## Dataset extract
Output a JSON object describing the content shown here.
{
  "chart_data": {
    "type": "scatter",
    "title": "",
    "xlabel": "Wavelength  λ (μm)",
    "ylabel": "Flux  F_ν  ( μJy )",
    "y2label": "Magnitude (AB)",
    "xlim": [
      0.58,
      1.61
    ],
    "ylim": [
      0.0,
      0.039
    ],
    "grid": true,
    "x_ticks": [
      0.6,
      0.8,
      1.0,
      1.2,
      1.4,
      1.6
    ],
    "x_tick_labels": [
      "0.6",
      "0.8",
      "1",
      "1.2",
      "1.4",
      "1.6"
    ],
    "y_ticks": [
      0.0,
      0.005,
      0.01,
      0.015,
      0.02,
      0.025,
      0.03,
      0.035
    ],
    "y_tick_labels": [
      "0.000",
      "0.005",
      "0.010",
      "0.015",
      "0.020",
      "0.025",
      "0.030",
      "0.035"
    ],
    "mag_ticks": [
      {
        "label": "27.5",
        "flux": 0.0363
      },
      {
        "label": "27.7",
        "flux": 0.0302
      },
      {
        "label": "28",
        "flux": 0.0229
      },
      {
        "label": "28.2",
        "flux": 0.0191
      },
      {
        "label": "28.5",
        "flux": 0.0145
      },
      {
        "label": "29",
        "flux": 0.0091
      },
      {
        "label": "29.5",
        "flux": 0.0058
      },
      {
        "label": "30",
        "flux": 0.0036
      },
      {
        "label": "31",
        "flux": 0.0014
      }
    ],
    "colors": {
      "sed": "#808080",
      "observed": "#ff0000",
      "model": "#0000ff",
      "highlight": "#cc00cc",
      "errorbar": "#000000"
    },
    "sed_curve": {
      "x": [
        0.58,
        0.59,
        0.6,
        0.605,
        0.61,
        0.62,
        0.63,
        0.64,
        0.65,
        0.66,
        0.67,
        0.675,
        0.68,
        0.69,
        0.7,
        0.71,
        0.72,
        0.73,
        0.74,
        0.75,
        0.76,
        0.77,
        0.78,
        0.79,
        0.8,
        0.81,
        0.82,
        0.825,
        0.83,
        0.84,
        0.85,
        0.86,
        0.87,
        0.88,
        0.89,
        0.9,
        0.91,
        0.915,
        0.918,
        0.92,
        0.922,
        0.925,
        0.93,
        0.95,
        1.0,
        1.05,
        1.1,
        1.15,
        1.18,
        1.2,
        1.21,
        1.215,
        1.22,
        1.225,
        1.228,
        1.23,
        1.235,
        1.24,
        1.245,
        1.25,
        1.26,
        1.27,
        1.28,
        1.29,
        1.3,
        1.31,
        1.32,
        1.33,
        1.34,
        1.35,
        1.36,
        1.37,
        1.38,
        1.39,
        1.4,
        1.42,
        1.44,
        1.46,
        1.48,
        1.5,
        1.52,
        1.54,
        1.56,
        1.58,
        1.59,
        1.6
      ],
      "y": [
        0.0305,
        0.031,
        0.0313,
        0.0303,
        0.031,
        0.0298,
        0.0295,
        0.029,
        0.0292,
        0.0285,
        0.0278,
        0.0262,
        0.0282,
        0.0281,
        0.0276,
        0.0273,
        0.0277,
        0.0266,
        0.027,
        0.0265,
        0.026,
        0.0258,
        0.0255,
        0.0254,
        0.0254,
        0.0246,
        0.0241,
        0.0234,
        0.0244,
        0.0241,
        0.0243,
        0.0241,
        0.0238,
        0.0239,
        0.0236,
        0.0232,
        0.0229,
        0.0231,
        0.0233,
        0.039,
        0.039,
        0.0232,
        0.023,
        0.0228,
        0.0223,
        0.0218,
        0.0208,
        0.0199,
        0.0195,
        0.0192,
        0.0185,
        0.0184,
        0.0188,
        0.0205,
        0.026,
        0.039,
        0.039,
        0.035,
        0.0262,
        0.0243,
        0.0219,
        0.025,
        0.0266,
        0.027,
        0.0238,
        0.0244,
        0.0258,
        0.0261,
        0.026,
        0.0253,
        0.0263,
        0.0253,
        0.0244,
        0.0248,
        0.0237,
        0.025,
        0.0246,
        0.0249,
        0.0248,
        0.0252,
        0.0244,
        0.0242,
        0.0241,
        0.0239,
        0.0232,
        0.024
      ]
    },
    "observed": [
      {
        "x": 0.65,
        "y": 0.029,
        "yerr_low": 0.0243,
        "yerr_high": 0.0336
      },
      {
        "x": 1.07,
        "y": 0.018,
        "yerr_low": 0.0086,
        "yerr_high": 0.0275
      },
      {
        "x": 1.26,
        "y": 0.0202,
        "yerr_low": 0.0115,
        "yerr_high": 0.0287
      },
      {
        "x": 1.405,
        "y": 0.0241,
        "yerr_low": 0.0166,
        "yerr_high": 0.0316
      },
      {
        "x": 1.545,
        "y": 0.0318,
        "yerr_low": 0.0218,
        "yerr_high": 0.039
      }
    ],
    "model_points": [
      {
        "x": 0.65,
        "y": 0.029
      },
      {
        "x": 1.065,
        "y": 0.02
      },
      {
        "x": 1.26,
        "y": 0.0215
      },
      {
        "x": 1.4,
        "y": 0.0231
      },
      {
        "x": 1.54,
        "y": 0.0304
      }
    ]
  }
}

## Set exercise
Write out every entry above, word for word.

## The output
Output a JSON object describing the content shown here.
{
  "chart_data": {
    "type": "scatter",
    "title": "",
    "xlabel": "Wavelength  λ (μm)",
    "ylabel": "Flux  F_ν  ( μJy )",
    "y2label": "Magnitude (AB)",
    "xlim": [
      0.58,
      1.61
    ],
    "ylim": [
      0.0,
      0.039
    ],
    "grid": true,
    "x_ticks": [
      0.6,
      0.8,
      1.0,
      1.2,
      1.4,
      1.6
    ],
    "x_tick_labels": [
      "0.6",
      "0.8",
      "1",
      "1.2",
      "1.4",
      "1.6"
    ],
    "y_ticks": [
      0.0,
      0.005,
      0.01,
      0.015,
      0.02,
      0.025,
      0.03,
      0.035
    ],
    "y_tick_labels": [
      "0.000",
      "0.005",
      "0.010",
      "0.015",
      "0.020",
      "0.025",
      "0.030",
      "0.035"
    ],
    "mag_ticks": [
      {
        "label": "27.5",
        "flux": 0.0363
      },
      {
        "label": "27.7",
        "flux": 0.0302
      },
      {
        "label": "28",
        "flux": 0.0229
      },
      {
        "label": "28.2",
        "flux": 0.0191
      },
      {
        "label": "28.5",
        "flux": 0.0145
      },
      {
        "label": "29",
        "flux": 0.0091
      },
      {
        "label": "29.5",
        "flux": 0.0058
      },
      {
        "label": "30",
        "flux": 0.0036
      },
      {
        "label": "31",
        "flux": 0.0014
      }
    ],
    "colors": {
      "sed": "#808080",
      "observed": "#ff0000",
      "model": "#0000ff",
      "highlight": "#cc00cc",
      "errorbar": "#000000"
    },
    "sed_curve": {
      "x": [
        0.58,
        0.59,
        0.6,
        0.605,
        0.61,
        0.62,
        0.63,
        0.64,
        0.65,
        0.66,
        0.67,
        0.675,
        0.68,
        0.69,
        0.7,
        0.71,
        0.72,
        0.73,
        0.74,
        0.75,
        0.76,
        0.77,
        0.78,
        0.79,
        0.8,
        0.81,
        0.82,
        0.825,
        0.83,
        0.84,
        0.85,
        0.86,
        0.87,
        0.88,
        0.89,
        0.9,
        0.91,
        0.915,
        0.918,
        0.92,
        0.922,
        0.925,
        0.93,
        0.95,
        1.0,
        1.05,
        1.1,
        1.15,
        1.18,
        1.2,
        1.21,
        1.215,
        1.22,
        1.225,
        1.228,
        1.23,
        1.235,
        1.24,
        1.245,
        1.25,
        1.26,
        1.27,
        1.28,
        1.29,
        1.3,
        1.31,
        1.32,
        1.33,
        1.34,
        1.35,
        1.36,
        1.37,
        1.38,
        1.39,
        1.4,
        1.42,
        1.44,
        1.46,
        1.48,
        1.5,
        1.52,
        1.54,
        1.56,
        1.58,
        1.59,
        1.6
      ],
      "y": [
        0.0305,
        0.031,
        0.0313,
        0.0303,
        0.031,
        0.0298,
        0.0295,
        0.029,
        0.0292,
        0.0285,
        0.0278,
        0.0262,
        0.0282,
        0.0281,
        0.0276,
        0.0273,
        0.0277,
        0.0266,
        0.027,
        0.0265,
        0.026,
        0.0258,
        0.0255,
        0.0254,
        0.0254,
        0.0246,
        0.0241,
        0.0234,
        0.0244,
        0.0241,
        0.0243,
        0.0241,
        0.0238,
        0.0239,
        0.0236,
        0.0232,
        0.0229,
        0.0231,
        0.0233,
        0.039,
        0.039,
        0.0232,
        0.023,
        0.0228,
        0.0223,
        0.0218,
        0.0208,
        0.0199,
        0.0195,
        0.0192,
        0.0185,
        0.0184,
        0.0188,
        0.0205,
        0.026,
        0.039,
        0.039,
        0.035,
        0.0262,
        0.0243,
        0.0219,
        0.025,
        0.0266,
        0.027,
        0.0238,
        0.0244,
        0.0258,
        0.0261,
        0.026,
        0.0253,
        0.0263,
        0.0253,
        0.0244,
        0.0248,
        0.0237,
        0.025,
        0.0246,
        0.0249,
        0.0248,
        0.0252,
        0.0244,
        0.0242,
        0.0241,
        0.0239,
        0.0232,
        0.024
      ]
    },
    "observed": [
      {
        "x": 0.65,
        "y": 0.029,
        "yerr_low": 0.0243,
        "yerr_high": 0.0336
      },
      {
        "x": 1.07,
        "y": 0.018,
        "yerr_low": 0.0086,
        "yerr_high": 0.0275
      },
      {
        "x": 1.26,
        "y": 0.0202,
        "yerr_low": 0.0115,
        "yerr_high": 0.0287
      },
      {
        "x": 1.405,
        "y": 0.0241,
        "yerr_low": 0.0166,
        "yerr_high": 0.0316
      },
      {
        "x": 1.545,
        "y": 0.0318,
        "yerr_low": 0.0218,
        "yerr_high": 0.039
      }
    ],
    "model_points": [
      {
        "x": 0.65,
        "y": 0.029
      },
      {
        "x": 1.065,
        "y": 0.02
      },
      {
        "x": 1.26,
        "y": 0.0215
      },
      {
        "x": 1.4,
        "y": 0.0231
      },
      {
        "x": 1.54,
        "y": 0.0304
      }
    ]
  }
}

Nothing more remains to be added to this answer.